### TASK TO COMPLETE
Copy out the material below in full, but not its images.

__________

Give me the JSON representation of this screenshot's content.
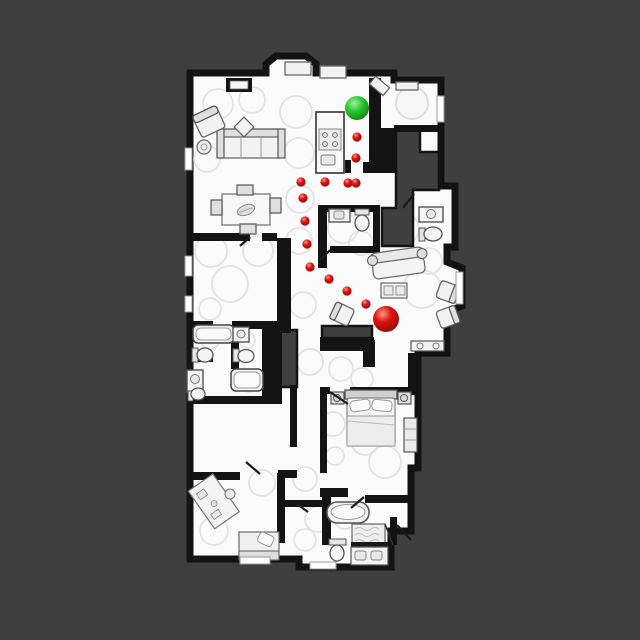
{
  "map": {
    "background_color": "#3f3f3f",
    "floor_color": "#fbfbfb",
    "wall_color": "#131313",
    "unexplored_color": "#3f3f3f"
  },
  "markers": {
    "goal": {
      "x": 357,
      "y": 108,
      "radius": 12,
      "colors": {
        "highlight": "#a0f098",
        "base": "#27c62c",
        "rim": "#0b7a10"
      }
    },
    "agent": {
      "x": 386,
      "y": 319,
      "radius": 13,
      "colors": {
        "highlight": "#ff9a86",
        "base": "#df1313",
        "rim": "#8c0606"
      }
    },
    "waypoint_radius": 4.6,
    "waypoints": [
      {
        "x": 357,
        "y": 137
      },
      {
        "x": 356,
        "y": 158
      },
      {
        "x": 301,
        "y": 182
      },
      {
        "x": 325,
        "y": 182
      },
      {
        "x": 348,
        "y": 183
      },
      {
        "x": 356,
        "y": 183
      },
      {
        "x": 303,
        "y": 198
      },
      {
        "x": 305,
        "y": 221
      },
      {
        "x": 307,
        "y": 244
      },
      {
        "x": 310,
        "y": 267
      },
      {
        "x": 329,
        "y": 279
      },
      {
        "x": 347,
        "y": 291
      },
      {
        "x": 366,
        "y": 304
      }
    ]
  }
}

__________

### EXERCISE ANSWER
Give me the JSON representation of this screenshot's content.
{
  "map": {
    "background_color": "#3f3f3f",
    "floor_color": "#fbfbfb",
    "wall_color": "#131313",
    "unexplored_color": "#3f3f3f"
  },
  "markers": {
    "goal": {
      "x": 357,
      "y": 108,
      "radius": 12,
      "colors": {
        "highlight": "#a0f098",
        "base": "#27c62c",
        "rim": "#0b7a10"
      }
    },
    "agent": {
      "x": 386,
      "y": 319,
      "radius": 13,
      "colors": {
        "highlight": "#ff9a86",
        "base": "#df1313",
        "rim": "#8c0606"
      }
    },
    "waypoint_radius": 4.6,
    "waypoints": [
      {
        "x": 357,
        "y": 137
      },
      {
        "x": 356,
        "y": 158
      },
      {
        "x": 301,
        "y": 182
      },
      {
        "x": 325,
        "y": 182
      },
      {
        "x": 348,
        "y": 183
      },
      {
        "x": 356,
        "y": 183
      },
      {
        "x": 303,
        "y": 198
      },
      {
        "x": 305,
        "y": 221
      },
      {
        "x": 307,
        "y": 244
      },
      {
        "x": 310,
        "y": 267
      },
      {
        "x": 329,
        "y": 279
      },
      {
        "x": 347,
        "y": 291
      },
      {
        "x": 366,
        "y": 304
      }
    ]
  }
}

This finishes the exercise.